Request:
Copy all lines in which the word "Frequency" can be found.

### Source data ###

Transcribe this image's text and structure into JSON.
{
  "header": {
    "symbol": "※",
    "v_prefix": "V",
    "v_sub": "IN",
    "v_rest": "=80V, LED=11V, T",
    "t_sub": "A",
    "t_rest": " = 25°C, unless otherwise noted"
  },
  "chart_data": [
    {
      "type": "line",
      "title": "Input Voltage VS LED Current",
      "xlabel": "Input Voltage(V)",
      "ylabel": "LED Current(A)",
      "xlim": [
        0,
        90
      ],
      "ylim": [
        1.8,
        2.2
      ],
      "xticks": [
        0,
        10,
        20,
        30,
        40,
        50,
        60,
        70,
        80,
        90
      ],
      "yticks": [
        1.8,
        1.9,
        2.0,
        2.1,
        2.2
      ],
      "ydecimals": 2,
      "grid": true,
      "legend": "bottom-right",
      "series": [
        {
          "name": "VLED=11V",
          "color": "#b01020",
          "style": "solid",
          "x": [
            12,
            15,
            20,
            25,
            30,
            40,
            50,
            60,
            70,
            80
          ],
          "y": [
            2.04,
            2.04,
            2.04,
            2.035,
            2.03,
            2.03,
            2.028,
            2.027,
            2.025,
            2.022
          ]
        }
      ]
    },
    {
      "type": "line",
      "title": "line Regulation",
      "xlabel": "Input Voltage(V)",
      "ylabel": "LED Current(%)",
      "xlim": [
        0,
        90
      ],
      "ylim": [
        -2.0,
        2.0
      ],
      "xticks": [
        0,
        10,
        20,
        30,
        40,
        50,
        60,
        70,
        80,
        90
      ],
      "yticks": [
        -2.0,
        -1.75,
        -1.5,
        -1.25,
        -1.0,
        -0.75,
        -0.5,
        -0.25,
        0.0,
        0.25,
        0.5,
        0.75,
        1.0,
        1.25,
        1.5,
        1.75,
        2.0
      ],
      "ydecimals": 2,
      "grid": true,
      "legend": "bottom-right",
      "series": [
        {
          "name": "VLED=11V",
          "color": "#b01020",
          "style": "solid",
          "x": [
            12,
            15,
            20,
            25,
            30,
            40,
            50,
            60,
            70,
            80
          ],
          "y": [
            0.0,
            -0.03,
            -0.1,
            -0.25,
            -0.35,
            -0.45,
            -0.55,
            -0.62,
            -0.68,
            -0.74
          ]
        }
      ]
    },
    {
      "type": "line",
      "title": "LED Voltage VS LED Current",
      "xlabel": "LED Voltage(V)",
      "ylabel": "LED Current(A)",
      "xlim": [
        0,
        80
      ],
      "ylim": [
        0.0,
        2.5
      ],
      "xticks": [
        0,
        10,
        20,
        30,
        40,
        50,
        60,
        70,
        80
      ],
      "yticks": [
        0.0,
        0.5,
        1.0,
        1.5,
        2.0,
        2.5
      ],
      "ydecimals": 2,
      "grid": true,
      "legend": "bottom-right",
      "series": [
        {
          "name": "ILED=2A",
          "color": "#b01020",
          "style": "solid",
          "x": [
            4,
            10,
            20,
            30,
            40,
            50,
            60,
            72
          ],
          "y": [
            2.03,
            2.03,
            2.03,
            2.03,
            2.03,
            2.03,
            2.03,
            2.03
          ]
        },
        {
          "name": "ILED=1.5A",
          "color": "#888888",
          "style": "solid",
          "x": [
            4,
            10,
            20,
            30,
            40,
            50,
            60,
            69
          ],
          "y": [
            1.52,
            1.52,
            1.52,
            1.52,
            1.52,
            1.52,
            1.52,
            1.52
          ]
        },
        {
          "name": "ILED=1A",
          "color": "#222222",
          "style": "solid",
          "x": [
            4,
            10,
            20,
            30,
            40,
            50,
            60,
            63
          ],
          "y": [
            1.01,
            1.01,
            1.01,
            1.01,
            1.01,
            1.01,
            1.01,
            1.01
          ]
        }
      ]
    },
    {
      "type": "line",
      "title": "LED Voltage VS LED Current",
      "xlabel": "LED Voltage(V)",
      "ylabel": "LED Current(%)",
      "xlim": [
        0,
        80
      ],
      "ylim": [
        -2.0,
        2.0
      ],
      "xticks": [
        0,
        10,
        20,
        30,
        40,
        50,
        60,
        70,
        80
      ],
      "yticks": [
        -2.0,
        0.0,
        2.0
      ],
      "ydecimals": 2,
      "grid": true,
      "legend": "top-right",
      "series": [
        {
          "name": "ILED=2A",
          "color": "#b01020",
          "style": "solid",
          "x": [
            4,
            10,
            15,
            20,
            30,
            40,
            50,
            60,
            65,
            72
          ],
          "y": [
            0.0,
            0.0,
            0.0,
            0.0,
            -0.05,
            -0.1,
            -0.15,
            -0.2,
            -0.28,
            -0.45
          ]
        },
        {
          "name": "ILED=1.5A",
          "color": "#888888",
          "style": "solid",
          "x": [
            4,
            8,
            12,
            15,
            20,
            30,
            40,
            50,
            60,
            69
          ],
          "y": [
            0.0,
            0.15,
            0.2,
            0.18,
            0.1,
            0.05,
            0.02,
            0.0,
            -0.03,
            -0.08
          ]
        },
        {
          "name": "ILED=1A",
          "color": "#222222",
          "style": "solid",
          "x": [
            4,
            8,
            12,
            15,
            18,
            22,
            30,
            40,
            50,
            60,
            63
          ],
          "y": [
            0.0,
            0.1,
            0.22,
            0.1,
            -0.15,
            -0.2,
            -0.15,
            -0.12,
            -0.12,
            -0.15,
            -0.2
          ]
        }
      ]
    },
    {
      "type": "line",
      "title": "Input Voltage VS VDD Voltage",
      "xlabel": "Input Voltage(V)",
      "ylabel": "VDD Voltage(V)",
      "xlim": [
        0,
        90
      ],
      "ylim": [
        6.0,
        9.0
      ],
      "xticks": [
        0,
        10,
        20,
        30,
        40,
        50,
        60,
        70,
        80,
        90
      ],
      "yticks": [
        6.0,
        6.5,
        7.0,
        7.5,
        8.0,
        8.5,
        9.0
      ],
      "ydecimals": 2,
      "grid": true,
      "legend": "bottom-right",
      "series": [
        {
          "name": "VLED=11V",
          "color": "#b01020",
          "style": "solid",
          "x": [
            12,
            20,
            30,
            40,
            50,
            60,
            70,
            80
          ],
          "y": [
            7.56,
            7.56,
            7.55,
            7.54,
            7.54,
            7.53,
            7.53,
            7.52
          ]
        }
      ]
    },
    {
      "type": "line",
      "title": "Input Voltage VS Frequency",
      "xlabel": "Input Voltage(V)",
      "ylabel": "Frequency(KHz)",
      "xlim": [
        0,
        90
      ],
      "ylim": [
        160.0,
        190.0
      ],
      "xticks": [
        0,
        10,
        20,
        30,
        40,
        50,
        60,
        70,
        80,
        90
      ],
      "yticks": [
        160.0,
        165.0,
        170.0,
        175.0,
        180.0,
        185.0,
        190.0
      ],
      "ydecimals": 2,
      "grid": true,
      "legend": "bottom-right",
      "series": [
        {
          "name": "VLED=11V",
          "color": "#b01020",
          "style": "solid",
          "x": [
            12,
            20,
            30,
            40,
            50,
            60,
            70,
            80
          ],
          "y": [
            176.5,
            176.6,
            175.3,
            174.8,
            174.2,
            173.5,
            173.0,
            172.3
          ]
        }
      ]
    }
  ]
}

###

Response to the exercise:
      "title": "Input Voltage VS Frequency",
      "ylabel": "Frequency(KHz)",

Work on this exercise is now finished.